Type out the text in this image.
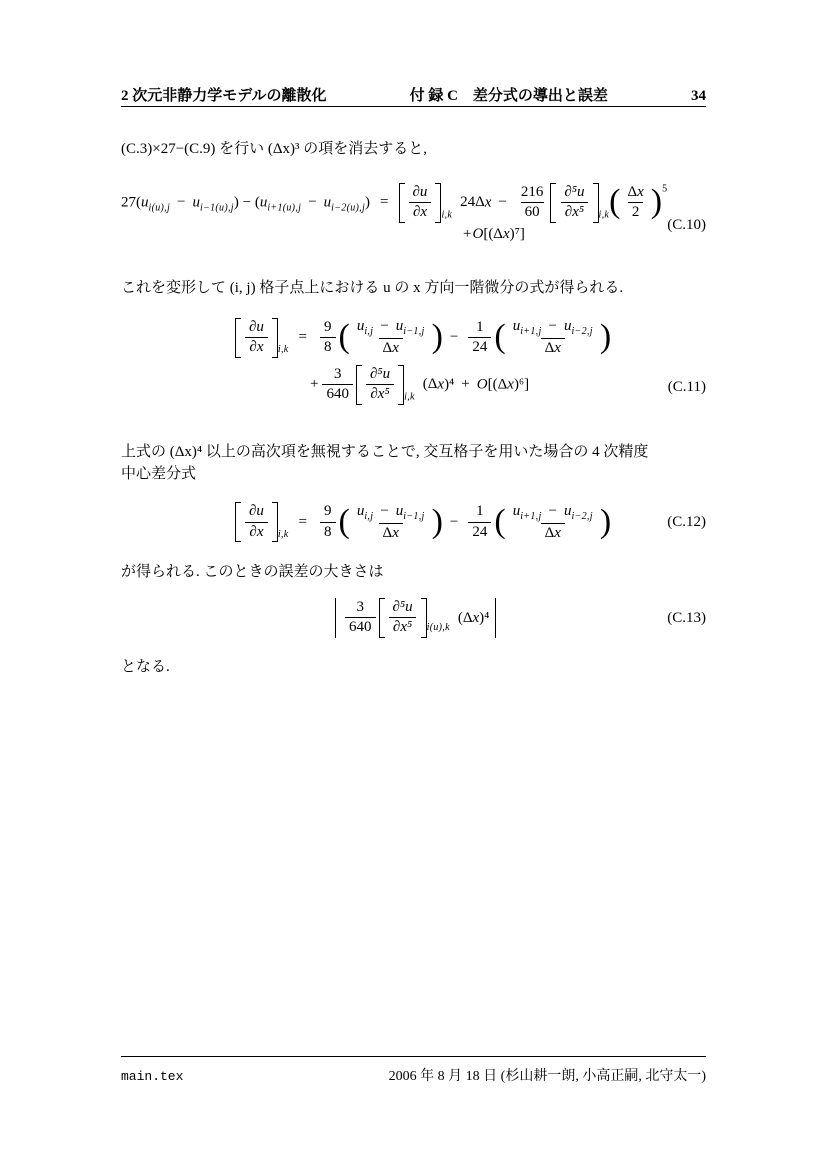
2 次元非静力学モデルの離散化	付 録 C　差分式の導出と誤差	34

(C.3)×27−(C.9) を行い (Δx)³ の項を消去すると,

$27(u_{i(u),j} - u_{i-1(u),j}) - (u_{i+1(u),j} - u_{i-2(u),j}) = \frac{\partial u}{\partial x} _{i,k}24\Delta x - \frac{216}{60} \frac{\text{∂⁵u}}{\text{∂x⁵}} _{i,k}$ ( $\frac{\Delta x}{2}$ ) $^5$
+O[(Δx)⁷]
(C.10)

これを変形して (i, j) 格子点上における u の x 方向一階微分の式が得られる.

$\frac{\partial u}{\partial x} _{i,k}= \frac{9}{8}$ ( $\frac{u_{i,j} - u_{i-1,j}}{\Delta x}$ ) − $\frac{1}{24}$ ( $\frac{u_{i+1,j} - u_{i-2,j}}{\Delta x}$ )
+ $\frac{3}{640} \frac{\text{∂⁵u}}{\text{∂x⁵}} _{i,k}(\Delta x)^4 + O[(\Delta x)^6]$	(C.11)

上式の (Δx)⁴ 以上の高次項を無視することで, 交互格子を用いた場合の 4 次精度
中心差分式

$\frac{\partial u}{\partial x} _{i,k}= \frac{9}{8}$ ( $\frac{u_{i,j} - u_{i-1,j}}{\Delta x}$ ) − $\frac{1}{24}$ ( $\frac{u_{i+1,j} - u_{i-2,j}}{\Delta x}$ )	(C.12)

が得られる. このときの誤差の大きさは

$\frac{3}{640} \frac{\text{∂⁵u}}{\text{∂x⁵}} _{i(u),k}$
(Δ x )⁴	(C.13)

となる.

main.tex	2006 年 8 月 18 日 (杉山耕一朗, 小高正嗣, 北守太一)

◆ **Task instructions**:
Extract every line containing the string "text" from the material.

◆ **In response**:
Type out the text in this image.
$27(u_{i(u),j} - u_{i-1(u),j}) - (u_{i+1(u),j} - u_{i-2(u),j}) = \frac{\partial u}{\partial x} _{i,k}24\Delta x - \frac{216}{60} \frac{\text{∂⁵u}}{\text{∂x⁵}} _{i,k}$ ( $\frac{\Delta x}{2}$ ) $^5$
+ $\frac{3}{640} \frac{\text{∂⁵u}}{\text{∂x⁵}} _{i,k}(\Delta x)^4 + O[(\Delta x)^6]$	(C.11)
$\frac{3}{640} \frac{\text{∂⁵u}}{\text{∂x⁵}} _{i(u),k}$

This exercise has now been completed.